• **TASK**: Keep only the lines of the data below that contain "千以内的数比较大小", and copy them.

[A run of records]
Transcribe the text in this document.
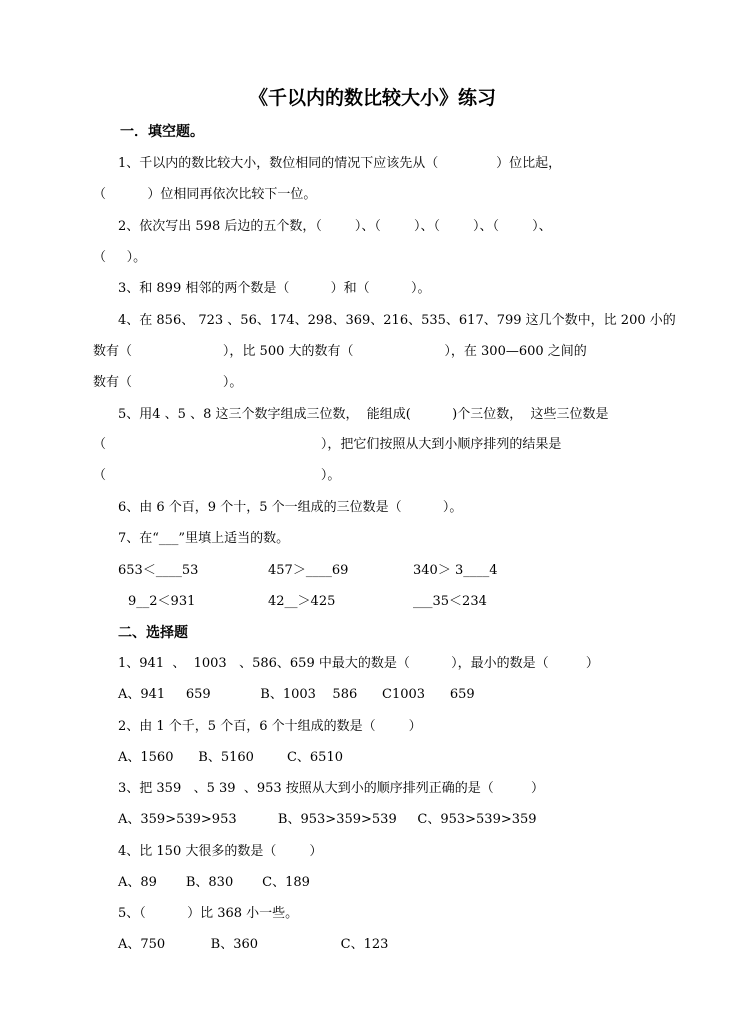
《千以内的数比较大小》练习
一．填空题。
1、千以内的数比较大小，数位相同的情况下应该先从（              ）位比起，
（          ）位相同再依次比较下一位。
2、依次写出 598 后边的五个数，（        ）、（        ）、（        ）、（        ）、
（     ）。
3、和 899 相邻的两个数是（          ）和（          ）。
4、在 856、 723 、56、174、298、369、216、535、617、799 这几个数中，比 200 小的
数有（                      ），比 500 大的数有（                      ），在 300—600 之间的
数有（                      ）。
5、用4 、5 、8 这三个数字组成三位数，  能组成(          )个三位数，  这些三位数是
（                                                    ），把它们按照从大到小顺序排列的结果是
（                                                    ）。
6、由 6 个百，9 个十，5 个一组成的三位数是（          ）。
7、在“___”里填上适当的数。
653＜____53	457＞____69	340＞ 3____4
9__2＜931	42__＞425	___35＜234
二、选择题
1、941  、  1003   、586、659 中最大的数是（          ），最小的数是（         ）
A、941     659            B、1003    586      C1003      659
2、由 1 个千，5 个百，6 个十组成的数是（        ）
A、1560      B、5160        C、6510
3、把 359   、5 39  、953 按照从大到小的顺序排列正确的是（         ）
A、359>539>953          B、953>359>539     C、953>539>359
4、比 150 大很多的数是（        ）
A、89       B、830       C、189
5、（          ）比 368 小一些。
A、750           B、360                    C、123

• **SOLUTION FOR THIS EXERCISE**:
《千以内的数比较大小》练习
1、千以内的数比较大小，数位相同的情况下应该先从（              ）位比起，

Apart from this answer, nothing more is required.